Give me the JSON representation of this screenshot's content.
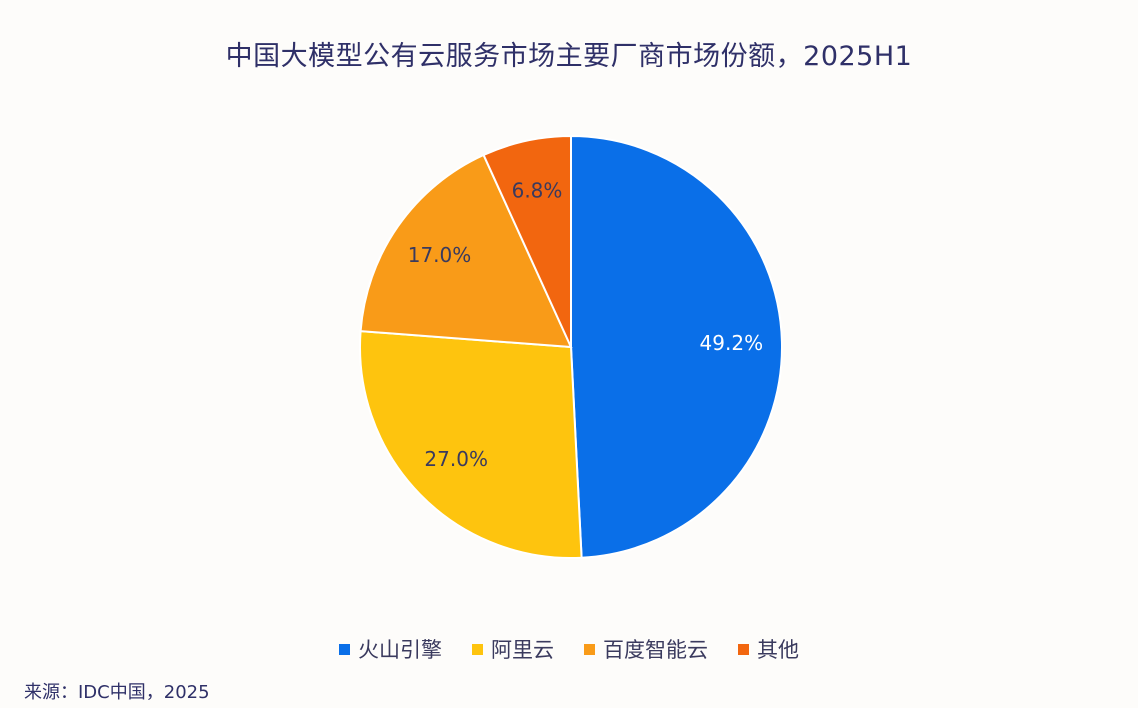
{
  "chart_data": {
    "type": "pie",
    "title": "中国大模型公有云服务市场主要厂商市场份额，2025H1",
    "categories": [
      "火山引擎",
      "阿里云",
      "百度智能云",
      "其他"
    ],
    "values": [
      49.2,
      27.0,
      17.0,
      6.8
    ],
    "labels": [
      "49.2%",
      "27.0%",
      "17.0%",
      "6.8%"
    ],
    "colors": [
      "#0a6fe8",
      "#fec40e",
      "#f99b18",
      "#f2660f"
    ],
    "label_colors": [
      "#ffffff",
      "#3a3a5e",
      "#3a3a5e",
      "#3a3a5e"
    ],
    "legend_position": "bottom",
    "start": "top, clockwise"
  },
  "source": "来源：IDC中国，2025"
}
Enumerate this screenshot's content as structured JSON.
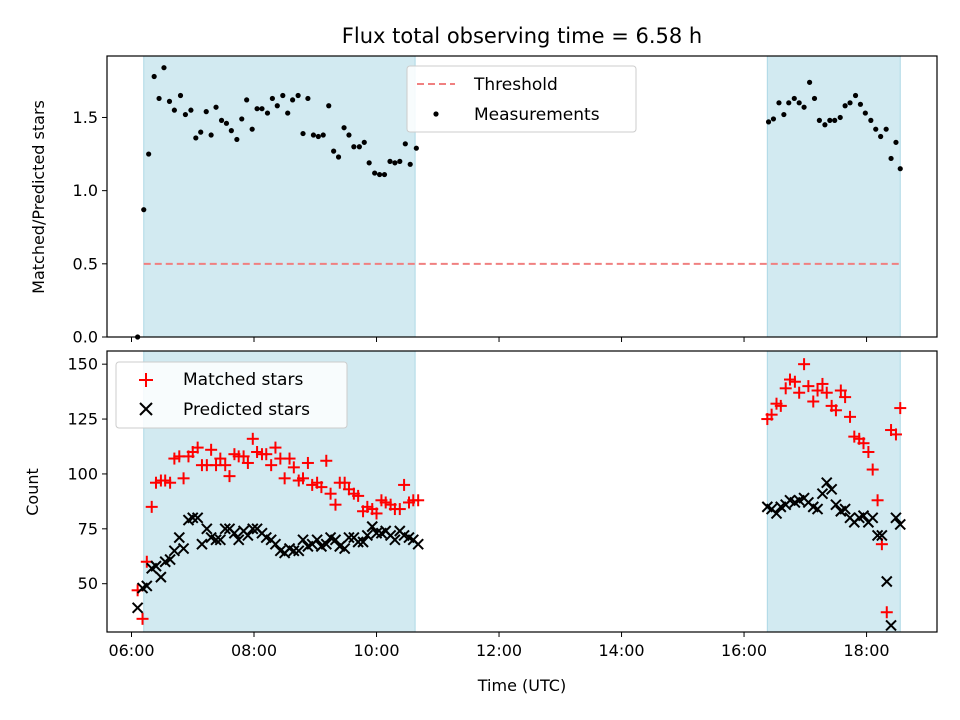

***

**GOAL OF THE EXERCISE:** Without the pictures, print the whole listing exactly as given.

**RIGHT ANSWER:**
Give me the JSON representation of this screenshot's content.
{
  "chart_data": {
    "type": "pie",
    "title": "中国大模型公有云服务市场主要厂商市场份额，2025H1",
    "categories": [
      "火山引擎",
      "阿里云",
      "百度智能云",
      "其他"
    ],
    "values": [
      49.2,
      27.0,
      17.0,
      6.8
    ],
    "labels": [
      "49.2%",
      "27.0%",
      "17.0%",
      "6.8%"
    ],
    "colors": [
      "#0a6fe8",
      "#fec40e",
      "#f99b18",
      "#f2660f"
    ],
    "label_colors": [
      "#ffffff",
      "#3a3a5e",
      "#3a3a5e",
      "#3a3a5e"
    ],
    "legend_position": "bottom",
    "start": "top, clockwise"
  },
  "source": "来源：IDC中国，2025"
}
Enumerate this screenshot's content as structured JSON.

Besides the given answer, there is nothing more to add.